**Goal**
Output the records unchanged, from the very first line through the line that contains "folder-name: hey xyxy=(83,532,141,569)", both ends included.

**Data listing**
----
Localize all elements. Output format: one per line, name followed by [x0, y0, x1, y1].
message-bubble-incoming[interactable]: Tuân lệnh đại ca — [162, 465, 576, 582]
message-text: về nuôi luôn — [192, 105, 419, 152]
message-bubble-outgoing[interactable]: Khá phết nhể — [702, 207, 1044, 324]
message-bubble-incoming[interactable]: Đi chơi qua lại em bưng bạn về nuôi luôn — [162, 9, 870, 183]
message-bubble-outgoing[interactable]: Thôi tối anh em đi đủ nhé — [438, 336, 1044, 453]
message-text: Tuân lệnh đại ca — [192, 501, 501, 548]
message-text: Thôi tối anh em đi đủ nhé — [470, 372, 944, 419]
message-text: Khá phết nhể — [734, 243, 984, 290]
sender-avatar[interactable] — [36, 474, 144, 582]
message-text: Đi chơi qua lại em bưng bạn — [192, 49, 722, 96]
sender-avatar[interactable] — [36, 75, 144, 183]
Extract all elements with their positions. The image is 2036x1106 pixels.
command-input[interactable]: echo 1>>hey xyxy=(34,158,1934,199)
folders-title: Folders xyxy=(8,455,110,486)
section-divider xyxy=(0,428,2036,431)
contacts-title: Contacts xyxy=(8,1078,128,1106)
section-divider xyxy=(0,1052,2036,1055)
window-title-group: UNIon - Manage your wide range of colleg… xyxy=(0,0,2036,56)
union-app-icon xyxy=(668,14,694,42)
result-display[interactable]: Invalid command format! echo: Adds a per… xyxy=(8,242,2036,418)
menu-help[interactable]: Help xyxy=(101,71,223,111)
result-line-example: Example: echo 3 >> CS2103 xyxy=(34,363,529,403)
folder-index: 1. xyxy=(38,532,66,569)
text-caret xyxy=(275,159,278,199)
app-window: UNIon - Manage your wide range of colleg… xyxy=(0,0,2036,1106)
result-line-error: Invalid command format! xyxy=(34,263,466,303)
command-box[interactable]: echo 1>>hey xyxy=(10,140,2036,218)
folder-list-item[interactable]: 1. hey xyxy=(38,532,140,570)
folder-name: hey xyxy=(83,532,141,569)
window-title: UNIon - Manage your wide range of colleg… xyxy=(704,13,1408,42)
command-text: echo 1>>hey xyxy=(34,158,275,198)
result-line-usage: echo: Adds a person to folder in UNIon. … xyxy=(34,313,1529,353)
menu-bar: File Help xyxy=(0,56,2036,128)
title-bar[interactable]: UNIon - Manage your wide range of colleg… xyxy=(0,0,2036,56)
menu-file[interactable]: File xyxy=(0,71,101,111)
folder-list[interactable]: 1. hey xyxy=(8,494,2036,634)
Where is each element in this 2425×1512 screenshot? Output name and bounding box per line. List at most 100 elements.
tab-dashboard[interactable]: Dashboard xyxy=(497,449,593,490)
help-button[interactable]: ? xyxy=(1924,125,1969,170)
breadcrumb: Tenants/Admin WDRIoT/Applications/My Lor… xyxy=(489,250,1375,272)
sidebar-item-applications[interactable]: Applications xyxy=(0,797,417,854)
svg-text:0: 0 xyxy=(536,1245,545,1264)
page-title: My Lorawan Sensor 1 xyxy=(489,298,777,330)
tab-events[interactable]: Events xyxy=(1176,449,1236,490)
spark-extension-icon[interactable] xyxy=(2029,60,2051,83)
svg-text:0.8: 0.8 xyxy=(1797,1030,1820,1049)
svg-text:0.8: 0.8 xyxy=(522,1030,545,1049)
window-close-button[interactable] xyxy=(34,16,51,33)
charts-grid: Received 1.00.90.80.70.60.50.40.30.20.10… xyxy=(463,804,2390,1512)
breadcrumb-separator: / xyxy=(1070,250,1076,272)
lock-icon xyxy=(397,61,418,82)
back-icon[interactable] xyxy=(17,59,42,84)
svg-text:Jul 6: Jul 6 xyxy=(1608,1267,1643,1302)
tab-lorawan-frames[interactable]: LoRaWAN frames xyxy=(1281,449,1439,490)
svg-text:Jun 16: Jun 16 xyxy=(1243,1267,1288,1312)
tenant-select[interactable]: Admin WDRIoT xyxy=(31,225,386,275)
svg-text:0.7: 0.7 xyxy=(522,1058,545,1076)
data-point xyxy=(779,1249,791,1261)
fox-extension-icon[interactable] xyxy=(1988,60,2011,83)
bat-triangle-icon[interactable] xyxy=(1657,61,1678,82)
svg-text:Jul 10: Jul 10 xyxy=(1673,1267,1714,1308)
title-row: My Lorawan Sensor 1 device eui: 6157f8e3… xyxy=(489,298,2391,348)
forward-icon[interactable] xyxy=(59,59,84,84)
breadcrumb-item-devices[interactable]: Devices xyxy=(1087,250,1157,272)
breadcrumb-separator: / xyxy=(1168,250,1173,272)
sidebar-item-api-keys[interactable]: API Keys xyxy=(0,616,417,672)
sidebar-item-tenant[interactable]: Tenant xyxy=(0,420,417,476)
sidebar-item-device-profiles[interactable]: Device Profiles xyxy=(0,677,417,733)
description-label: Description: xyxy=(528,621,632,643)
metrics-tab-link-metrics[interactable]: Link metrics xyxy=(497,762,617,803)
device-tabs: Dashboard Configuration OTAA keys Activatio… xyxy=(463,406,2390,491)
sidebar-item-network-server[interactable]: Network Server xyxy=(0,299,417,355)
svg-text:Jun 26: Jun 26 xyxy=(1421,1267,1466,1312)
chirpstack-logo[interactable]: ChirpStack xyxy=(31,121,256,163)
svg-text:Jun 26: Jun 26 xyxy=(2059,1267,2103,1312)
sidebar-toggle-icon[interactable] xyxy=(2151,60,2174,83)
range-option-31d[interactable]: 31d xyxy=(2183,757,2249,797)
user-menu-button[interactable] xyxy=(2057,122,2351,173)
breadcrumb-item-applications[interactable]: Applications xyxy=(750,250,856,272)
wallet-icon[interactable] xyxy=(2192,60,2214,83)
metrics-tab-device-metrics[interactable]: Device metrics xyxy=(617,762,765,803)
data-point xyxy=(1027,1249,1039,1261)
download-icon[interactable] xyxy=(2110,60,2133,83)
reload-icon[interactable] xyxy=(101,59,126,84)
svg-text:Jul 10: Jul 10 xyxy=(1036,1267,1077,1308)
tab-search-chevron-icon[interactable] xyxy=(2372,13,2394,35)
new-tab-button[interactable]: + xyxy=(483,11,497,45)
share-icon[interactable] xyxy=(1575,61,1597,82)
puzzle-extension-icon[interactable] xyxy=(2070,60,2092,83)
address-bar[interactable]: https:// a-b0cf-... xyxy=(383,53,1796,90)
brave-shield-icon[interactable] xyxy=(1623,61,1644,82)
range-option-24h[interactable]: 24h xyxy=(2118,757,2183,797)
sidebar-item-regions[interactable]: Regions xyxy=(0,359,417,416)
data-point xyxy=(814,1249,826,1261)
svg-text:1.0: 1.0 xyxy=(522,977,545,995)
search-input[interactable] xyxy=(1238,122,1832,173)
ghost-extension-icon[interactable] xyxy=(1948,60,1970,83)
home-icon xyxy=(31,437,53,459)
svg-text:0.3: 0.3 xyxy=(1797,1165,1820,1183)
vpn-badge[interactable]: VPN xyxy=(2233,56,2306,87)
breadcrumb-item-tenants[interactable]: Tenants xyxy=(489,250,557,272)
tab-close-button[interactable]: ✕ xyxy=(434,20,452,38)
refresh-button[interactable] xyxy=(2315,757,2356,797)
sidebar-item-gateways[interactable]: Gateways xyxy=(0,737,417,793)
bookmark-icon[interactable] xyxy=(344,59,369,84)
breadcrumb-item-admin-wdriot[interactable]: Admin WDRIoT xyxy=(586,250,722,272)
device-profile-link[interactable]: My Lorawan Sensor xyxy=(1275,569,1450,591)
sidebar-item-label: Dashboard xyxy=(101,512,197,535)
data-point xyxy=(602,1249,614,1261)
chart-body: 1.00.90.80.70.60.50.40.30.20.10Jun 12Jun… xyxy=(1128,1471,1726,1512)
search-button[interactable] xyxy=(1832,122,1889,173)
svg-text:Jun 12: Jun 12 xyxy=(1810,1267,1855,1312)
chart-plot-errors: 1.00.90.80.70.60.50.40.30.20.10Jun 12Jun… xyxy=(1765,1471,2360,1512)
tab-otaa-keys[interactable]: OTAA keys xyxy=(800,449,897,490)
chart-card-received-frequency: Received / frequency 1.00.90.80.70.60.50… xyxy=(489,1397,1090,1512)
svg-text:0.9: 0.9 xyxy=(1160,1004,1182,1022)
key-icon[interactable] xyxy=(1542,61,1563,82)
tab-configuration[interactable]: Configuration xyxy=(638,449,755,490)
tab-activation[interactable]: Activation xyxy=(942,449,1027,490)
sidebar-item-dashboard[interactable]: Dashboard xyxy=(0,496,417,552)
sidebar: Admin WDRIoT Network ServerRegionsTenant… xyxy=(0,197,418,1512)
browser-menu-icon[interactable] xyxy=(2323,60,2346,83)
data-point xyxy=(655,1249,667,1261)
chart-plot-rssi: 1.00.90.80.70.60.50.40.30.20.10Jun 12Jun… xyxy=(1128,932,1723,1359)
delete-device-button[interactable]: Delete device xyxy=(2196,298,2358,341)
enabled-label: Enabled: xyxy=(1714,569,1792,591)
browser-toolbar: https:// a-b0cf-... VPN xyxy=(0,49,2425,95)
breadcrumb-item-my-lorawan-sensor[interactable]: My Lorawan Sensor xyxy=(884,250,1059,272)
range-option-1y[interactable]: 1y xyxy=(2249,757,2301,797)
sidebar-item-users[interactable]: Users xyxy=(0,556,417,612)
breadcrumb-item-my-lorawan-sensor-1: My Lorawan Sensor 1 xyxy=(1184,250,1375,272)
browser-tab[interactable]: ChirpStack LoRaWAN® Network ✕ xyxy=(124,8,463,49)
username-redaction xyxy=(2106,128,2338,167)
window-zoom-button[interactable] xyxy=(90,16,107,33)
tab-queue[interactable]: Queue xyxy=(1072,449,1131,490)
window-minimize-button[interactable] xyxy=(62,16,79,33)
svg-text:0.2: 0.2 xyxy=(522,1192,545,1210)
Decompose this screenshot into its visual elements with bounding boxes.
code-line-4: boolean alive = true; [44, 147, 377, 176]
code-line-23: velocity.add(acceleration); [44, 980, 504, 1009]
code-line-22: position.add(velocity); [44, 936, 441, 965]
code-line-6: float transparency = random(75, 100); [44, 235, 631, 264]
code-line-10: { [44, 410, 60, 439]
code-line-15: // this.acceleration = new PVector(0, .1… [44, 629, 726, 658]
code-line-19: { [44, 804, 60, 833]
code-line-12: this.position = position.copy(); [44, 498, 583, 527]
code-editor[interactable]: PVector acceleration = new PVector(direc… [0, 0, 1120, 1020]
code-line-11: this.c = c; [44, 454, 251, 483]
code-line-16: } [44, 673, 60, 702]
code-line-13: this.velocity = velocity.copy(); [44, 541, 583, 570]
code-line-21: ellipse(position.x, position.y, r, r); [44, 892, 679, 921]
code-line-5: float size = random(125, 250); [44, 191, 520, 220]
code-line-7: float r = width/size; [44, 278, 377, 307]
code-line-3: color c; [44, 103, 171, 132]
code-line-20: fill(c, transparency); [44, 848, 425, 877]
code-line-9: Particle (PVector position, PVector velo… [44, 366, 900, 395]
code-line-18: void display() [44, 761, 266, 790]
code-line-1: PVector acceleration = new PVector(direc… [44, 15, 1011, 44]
----
**Answer to this task**
Localize all elements. Output format: one per line, name followed by [x0, y0, x1, y1].
message-bubble-incoming[interactable]: Tuân lệnh đại ca — [162, 465, 576, 582]
message-text: về nuôi luôn — [192, 105, 419, 152]
message-bubble-outgoing[interactable]: Khá phết nhể — [702, 207, 1044, 324]
message-bubble-incoming[interactable]: Đi chơi qua lại em bưng bạn về nuôi luôn — [162, 9, 870, 183]
message-bubble-outgoing[interactable]: Thôi tối anh em đi đủ nhé — [438, 336, 1044, 453]
message-text: Tuân lệnh đại ca — [192, 501, 501, 548]
message-text: Thôi tối anh em đi đủ nhé — [470, 372, 944, 419]
message-text: Khá phết nhể — [734, 243, 984, 290]
sender-avatar[interactable] — [36, 474, 144, 582]
message-text: Đi chơi qua lại em bưng bạn — [192, 49, 722, 96]
sender-avatar[interactable] — [36, 75, 144, 183]
Extract all elements with their positions. The image is 2036x1106 pixels.
command-input[interactable]: echo 1>>hey xyxy=(34,158,1934,199)
folders-title: Folders xyxy=(8,455,110,486)
section-divider xyxy=(0,428,2036,431)
contacts-title: Contacts xyxy=(8,1078,128,1106)
section-divider xyxy=(0,1052,2036,1055)
window-title-group: UNIon - Manage your wide range of colleg… xyxy=(0,0,2036,56)
union-app-icon xyxy=(668,14,694,42)
result-display[interactable]: Invalid command format! echo: Adds a per… xyxy=(8,242,2036,418)
menu-help[interactable]: Help xyxy=(101,71,223,111)
result-line-example: Example: echo 3 >> CS2103 xyxy=(34,363,529,403)
folder-index: 1. xyxy=(38,532,66,569)
text-caret xyxy=(275,159,278,199)
app-window: UNIon - Manage your wide range of colleg… xyxy=(0,0,2036,1106)
result-line-error: Invalid command format! xyxy=(34,263,466,303)
command-box[interactable]: echo 1>>hey xyxy=(10,140,2036,218)
folder-list-item[interactable]: 1. hey xyxy=(38,532,140,570)
folder-name: hey xyxy=(83,532,141,569)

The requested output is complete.